Records from a collection of figures:
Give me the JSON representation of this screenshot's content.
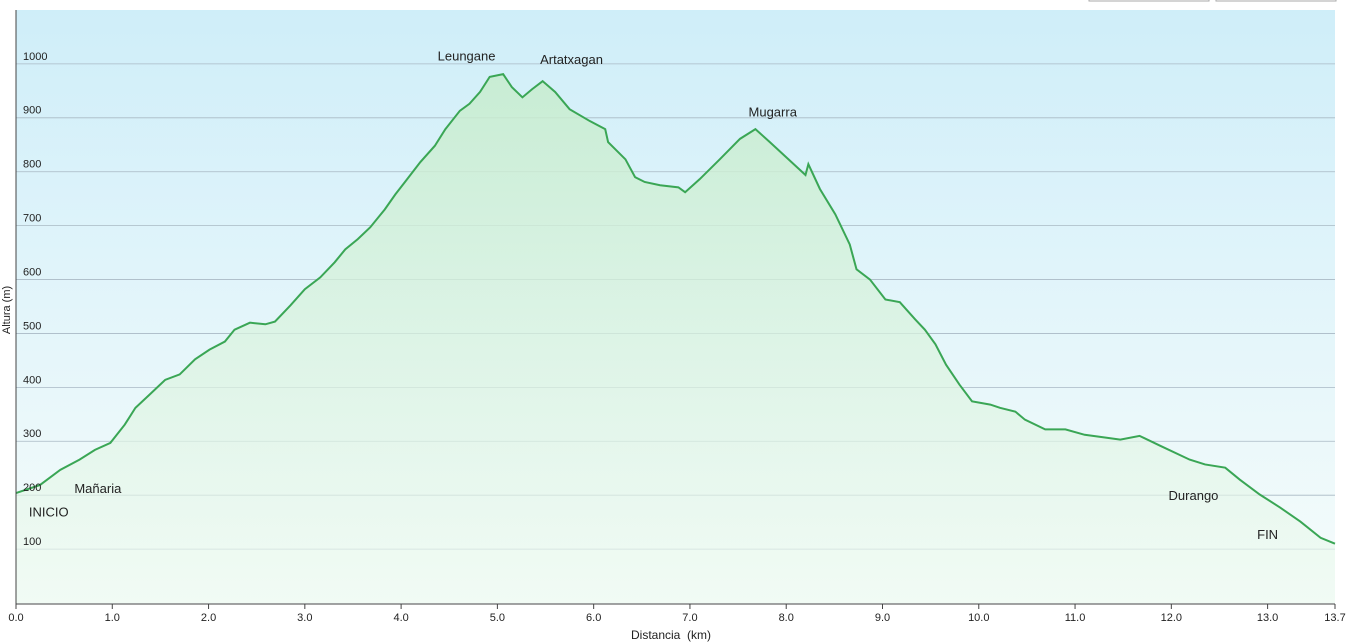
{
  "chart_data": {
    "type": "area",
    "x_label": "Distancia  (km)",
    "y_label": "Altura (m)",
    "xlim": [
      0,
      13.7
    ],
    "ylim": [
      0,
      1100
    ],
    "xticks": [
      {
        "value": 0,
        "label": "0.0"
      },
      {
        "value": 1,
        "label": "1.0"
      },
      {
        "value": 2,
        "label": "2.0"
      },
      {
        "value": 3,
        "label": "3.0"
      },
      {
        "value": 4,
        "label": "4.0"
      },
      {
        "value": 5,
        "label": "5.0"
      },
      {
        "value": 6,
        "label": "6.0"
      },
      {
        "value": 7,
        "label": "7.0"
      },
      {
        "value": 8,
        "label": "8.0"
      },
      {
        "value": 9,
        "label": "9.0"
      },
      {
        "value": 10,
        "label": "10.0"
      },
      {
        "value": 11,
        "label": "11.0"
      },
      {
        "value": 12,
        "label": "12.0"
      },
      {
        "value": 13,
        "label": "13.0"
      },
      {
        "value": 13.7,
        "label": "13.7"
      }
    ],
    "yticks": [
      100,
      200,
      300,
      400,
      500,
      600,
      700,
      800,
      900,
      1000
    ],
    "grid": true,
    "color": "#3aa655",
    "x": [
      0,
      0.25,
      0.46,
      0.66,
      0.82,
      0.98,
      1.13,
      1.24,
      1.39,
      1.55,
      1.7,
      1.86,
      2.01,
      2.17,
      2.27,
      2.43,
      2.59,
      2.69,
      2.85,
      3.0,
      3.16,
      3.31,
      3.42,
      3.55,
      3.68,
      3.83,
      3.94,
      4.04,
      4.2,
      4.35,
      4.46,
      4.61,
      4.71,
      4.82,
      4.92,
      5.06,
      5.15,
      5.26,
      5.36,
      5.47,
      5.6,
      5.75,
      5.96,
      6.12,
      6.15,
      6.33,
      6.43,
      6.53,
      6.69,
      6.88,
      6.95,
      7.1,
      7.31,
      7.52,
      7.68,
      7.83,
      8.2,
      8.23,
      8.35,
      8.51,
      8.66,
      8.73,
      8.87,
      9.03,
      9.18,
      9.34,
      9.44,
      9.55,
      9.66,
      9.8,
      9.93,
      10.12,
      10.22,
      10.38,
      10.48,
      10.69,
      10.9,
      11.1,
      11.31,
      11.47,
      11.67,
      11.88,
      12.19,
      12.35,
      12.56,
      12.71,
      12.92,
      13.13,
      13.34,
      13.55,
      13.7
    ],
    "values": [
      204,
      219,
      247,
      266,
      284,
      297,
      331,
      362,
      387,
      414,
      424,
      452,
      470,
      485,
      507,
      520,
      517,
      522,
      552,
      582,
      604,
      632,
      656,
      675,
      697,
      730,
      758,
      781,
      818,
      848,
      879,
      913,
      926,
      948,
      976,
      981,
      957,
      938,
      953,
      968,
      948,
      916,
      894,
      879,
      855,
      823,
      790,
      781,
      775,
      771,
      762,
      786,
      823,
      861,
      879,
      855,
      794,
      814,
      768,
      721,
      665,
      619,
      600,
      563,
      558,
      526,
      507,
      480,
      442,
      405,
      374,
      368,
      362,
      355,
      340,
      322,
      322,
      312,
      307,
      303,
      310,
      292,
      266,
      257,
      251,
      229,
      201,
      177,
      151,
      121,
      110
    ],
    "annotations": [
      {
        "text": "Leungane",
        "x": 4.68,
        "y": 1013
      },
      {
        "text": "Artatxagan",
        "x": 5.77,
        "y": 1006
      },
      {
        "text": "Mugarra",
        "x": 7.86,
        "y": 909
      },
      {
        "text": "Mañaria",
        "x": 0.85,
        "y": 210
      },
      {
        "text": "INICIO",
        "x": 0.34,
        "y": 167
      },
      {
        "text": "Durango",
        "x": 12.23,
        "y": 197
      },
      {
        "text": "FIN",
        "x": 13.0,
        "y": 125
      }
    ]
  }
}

* * *

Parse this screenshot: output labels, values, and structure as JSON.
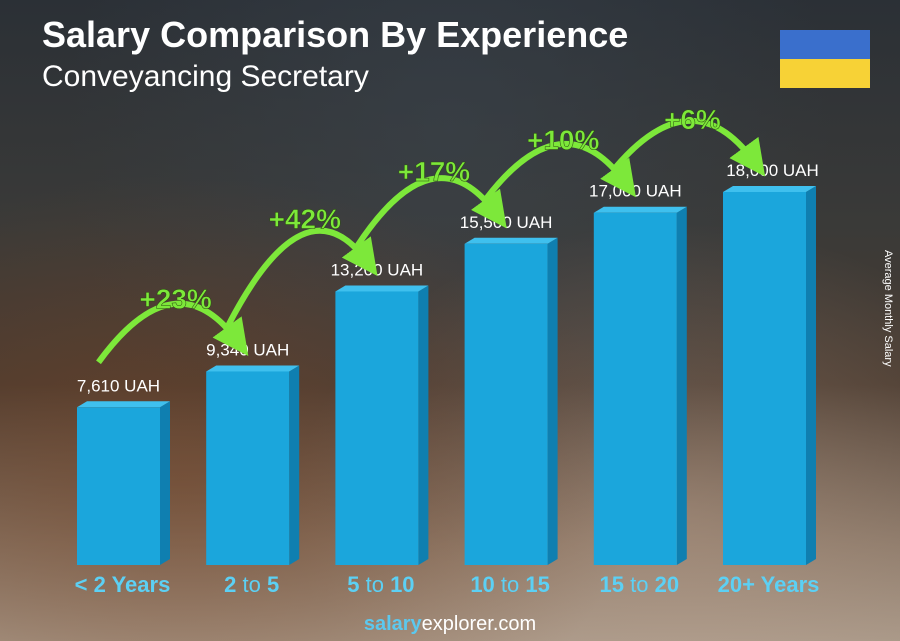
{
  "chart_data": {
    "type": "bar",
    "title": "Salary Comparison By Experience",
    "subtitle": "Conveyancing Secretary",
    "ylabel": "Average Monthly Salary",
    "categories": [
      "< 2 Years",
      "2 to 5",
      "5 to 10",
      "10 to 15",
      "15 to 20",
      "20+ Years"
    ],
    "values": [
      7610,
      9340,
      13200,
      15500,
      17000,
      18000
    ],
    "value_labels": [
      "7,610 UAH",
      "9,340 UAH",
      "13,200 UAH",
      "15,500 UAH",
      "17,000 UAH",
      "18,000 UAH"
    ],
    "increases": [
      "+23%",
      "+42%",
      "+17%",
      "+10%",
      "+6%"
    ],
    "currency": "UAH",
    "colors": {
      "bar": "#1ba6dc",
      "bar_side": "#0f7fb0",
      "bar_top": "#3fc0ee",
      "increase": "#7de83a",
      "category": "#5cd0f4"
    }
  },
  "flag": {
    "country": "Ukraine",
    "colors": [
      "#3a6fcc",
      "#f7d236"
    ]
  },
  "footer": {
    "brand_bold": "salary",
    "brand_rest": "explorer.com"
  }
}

# EXERCISE BRIEF
Gather each line of the listing that holds the string "this".

# OUTPUT
Give me the JSON representation of this screenshot's content.
Parse this screenshot: output labels, values, and structure as JSON.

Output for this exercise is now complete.